== Material supplied ==
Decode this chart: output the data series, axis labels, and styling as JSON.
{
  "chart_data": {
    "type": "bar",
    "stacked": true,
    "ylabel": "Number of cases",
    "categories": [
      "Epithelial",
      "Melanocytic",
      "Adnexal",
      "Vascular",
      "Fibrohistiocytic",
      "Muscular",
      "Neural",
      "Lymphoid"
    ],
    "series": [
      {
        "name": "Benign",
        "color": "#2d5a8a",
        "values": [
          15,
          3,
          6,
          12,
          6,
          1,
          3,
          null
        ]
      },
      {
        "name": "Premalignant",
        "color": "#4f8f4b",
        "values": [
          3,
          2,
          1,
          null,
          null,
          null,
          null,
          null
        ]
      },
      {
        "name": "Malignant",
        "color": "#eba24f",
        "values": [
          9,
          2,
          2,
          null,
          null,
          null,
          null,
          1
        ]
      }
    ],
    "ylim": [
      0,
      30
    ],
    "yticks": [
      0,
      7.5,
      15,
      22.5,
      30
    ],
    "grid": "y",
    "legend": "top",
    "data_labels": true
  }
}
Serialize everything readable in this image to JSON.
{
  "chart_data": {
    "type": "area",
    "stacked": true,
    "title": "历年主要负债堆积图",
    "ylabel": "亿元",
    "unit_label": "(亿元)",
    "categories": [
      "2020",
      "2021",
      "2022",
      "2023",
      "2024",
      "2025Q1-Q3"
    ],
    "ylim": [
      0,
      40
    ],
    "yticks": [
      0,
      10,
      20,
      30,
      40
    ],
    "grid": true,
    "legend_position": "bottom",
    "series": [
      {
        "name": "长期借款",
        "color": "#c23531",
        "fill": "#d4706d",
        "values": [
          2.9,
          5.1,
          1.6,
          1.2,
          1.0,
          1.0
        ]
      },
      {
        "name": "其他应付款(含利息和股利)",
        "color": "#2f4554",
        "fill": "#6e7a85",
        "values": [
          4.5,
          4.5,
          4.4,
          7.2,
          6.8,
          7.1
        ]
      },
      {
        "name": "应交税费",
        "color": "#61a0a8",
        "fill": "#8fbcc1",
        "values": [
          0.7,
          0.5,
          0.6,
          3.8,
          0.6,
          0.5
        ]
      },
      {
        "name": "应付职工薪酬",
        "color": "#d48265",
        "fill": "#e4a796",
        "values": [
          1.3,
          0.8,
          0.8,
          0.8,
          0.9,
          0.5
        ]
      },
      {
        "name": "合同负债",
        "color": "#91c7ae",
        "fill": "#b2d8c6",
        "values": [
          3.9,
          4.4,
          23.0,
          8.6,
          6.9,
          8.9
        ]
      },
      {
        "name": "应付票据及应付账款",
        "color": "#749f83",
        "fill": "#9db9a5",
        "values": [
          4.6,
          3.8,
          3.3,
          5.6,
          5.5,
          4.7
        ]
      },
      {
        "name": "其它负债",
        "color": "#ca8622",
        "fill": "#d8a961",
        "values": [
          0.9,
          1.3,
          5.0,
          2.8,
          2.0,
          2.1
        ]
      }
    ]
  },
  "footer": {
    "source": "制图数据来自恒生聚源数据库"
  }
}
===
Copy out each record from above, exactly.

Decode this chart: output the data series, axis labels, and styling as JSON.
{
  "chart_data": {
    "type": "bar",
    "stacked": true,
    "ylabel": "Number of cases",
    "categories": [
      "Epithelial",
      "Melanocytic",
      "Adnexal",
      "Vascular",
      "Fibrohistiocytic",
      "Muscular",
      "Neural",
      "Lymphoid"
    ],
    "series": [
      {
        "name": "Benign",
        "color": "#2d5a8a",
        "values": [
          15,
          3,
          6,
          12,
          6,
          1,
          3,
          null
        ]
      },
      {
        "name": "Premalignant",
        "color": "#4f8f4b",
        "values": [
          3,
          2,
          1,
          null,
          null,
          null,
          null,
          null
        ]
      },
      {
        "name": "Malignant",
        "color": "#eba24f",
        "values": [
          9,
          2,
          2,
          null,
          null,
          null,
          null,
          1
        ]
      }
    ],
    "ylim": [
      0,
      30
    ],
    "yticks": [
      0,
      7.5,
      15,
      22.5,
      30
    ],
    "grid": "y",
    "legend": "top",
    "data_labels": true
  }
}
Serialize everything readable in this image to JSON.
{
  "chart_data": {
    "type": "area",
    "stacked": true,
    "title": "历年主要负债堆积图",
    "ylabel": "亿元",
    "unit_label": "(亿元)",
    "categories": [
      "2020",
      "2021",
      "2022",
      "2023",
      "2024",
      "2025Q1-Q3"
    ],
    "ylim": [
      0,
      40
    ],
    "yticks": [
      0,
      10,
      20,
      30,
      40
    ],
    "grid": true,
    "legend_position": "bottom",
    "series": [
      {
        "name": "长期借款",
        "color": "#c23531",
        "fill": "#d4706d",
        "values": [
          2.9,
          5.1,
          1.6,
          1.2,
          1.0,
          1.0
        ]
      },
      {
        "name": "其他应付款(含利息和股利)",
        "color": "#2f4554",
        "fill": "#6e7a85",
        "values": [
          4.5,
          4.5,
          4.4,
          7.2,
          6.8,
          7.1
        ]
      },
      {
        "name": "应交税费",
        "color": "#61a0a8",
        "fill": "#8fbcc1",
        "values": [
          0.7,
          0.5,
          0.6,
          3.8,
          0.6,
          0.5
        ]
      },
      {
        "name": "应付职工薪酬",
        "color": "#d48265",
        "fill": "#e4a796",
        "values": [
          1.3,
          0.8,
          0.8,
          0.8,
          0.9,
          0.5
        ]
      },
      {
        "name": "合同负债",
        "color": "#91c7ae",
        "fill": "#b2d8c6",
        "values": [
          3.9,
          4.4,
          23.0,
          8.6,
          6.9,
          8.9
        ]
      },
      {
        "name": "应付票据及应付账款",
        "color": "#749f83",
        "fill": "#9db9a5",
        "values": [
          4.6,
          3.8,
          3.3,
          5.6,
          5.5,
          4.7
        ]
      },
      {
        "name": "其它负债",
        "color": "#ca8622",
        "fill": "#d8a961",
        "values": [
          0.9,
          1.3,
          5.0,
          2.8,
          2.0,
          2.1
        ]
      }
    ]
  },
  "footer": {
    "source": "制图数据来自恒生聚源数据库"
  }
}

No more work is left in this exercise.